— Start —

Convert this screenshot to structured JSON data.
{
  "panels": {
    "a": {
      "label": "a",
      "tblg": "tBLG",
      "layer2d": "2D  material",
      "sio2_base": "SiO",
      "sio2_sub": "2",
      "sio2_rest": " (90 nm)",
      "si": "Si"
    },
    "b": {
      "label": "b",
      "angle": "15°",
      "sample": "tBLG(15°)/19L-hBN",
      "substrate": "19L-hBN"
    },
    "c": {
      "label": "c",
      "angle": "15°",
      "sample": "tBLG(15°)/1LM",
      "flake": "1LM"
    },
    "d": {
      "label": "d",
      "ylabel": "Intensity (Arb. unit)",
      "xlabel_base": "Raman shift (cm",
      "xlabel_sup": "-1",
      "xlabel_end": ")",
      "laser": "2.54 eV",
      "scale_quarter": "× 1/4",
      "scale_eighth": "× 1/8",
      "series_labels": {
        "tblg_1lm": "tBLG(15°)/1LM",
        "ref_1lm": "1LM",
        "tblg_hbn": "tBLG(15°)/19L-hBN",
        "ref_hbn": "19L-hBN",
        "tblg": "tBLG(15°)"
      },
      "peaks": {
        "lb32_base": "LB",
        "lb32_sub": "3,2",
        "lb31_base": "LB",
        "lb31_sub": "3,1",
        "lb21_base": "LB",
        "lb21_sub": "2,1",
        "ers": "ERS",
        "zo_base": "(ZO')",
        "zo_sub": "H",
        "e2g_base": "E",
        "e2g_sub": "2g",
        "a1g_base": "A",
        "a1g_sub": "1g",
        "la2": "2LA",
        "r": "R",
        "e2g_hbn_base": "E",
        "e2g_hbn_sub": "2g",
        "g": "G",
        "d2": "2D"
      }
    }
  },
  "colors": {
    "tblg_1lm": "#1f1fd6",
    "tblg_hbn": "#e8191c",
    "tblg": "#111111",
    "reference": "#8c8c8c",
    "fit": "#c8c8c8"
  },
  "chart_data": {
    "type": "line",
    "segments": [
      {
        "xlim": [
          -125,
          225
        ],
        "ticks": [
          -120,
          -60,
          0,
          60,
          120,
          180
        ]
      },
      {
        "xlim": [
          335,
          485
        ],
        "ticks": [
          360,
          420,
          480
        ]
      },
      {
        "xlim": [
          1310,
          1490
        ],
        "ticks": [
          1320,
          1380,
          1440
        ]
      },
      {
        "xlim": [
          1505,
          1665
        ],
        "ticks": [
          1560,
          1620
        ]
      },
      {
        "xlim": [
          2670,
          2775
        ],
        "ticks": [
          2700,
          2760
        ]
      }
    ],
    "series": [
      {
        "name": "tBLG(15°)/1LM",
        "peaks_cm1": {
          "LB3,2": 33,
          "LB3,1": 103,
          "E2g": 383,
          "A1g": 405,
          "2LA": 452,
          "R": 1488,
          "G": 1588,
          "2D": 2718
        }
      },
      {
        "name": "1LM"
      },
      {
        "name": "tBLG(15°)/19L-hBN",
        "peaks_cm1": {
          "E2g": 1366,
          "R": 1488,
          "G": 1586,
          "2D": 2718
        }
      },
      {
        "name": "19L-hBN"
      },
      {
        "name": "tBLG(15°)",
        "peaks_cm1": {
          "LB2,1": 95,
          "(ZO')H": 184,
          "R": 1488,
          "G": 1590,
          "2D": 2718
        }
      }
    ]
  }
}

— End —
— Start —

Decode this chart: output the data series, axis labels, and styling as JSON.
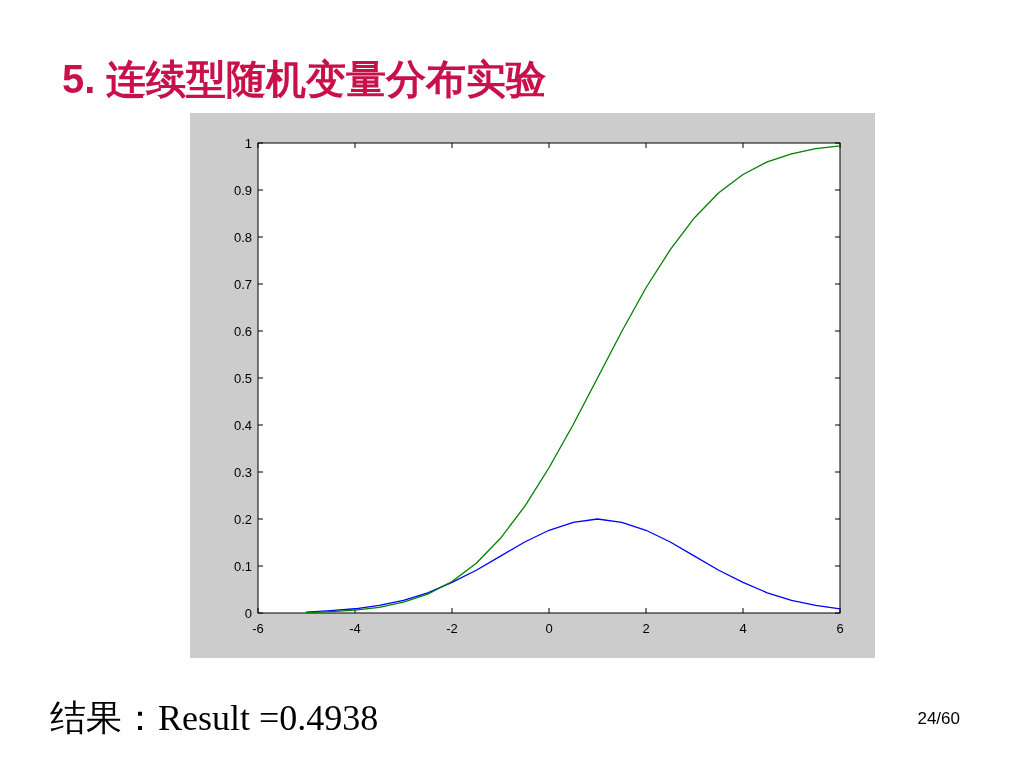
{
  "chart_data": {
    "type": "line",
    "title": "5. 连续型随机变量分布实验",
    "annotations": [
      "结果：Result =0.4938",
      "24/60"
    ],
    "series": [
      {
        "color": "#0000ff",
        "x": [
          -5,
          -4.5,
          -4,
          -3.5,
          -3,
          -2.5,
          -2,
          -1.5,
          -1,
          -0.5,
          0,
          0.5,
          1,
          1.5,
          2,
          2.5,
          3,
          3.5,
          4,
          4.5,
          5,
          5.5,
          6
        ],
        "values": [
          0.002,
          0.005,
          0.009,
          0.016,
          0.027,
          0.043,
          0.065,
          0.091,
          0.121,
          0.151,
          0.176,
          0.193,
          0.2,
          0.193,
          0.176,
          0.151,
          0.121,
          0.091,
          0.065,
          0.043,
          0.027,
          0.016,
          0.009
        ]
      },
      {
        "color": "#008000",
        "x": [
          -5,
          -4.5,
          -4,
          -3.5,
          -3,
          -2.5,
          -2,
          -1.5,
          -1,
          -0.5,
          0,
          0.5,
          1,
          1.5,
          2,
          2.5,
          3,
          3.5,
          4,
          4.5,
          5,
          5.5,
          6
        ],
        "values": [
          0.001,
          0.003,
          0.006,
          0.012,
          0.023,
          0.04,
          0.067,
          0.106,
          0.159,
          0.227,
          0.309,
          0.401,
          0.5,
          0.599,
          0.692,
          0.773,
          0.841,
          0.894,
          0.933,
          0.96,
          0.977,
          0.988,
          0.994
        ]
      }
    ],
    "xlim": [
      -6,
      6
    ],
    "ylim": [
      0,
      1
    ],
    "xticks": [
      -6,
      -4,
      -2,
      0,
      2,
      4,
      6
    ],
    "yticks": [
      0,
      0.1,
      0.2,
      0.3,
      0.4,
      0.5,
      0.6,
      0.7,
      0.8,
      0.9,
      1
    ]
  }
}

— End —

Using the records above, copy every line that has the word "sample" in it.

**ANSWER FOR THE TASK**
      "sample": "tBLG(15°)/19L-hBN",
      "sample": "tBLG(15°)/1LM",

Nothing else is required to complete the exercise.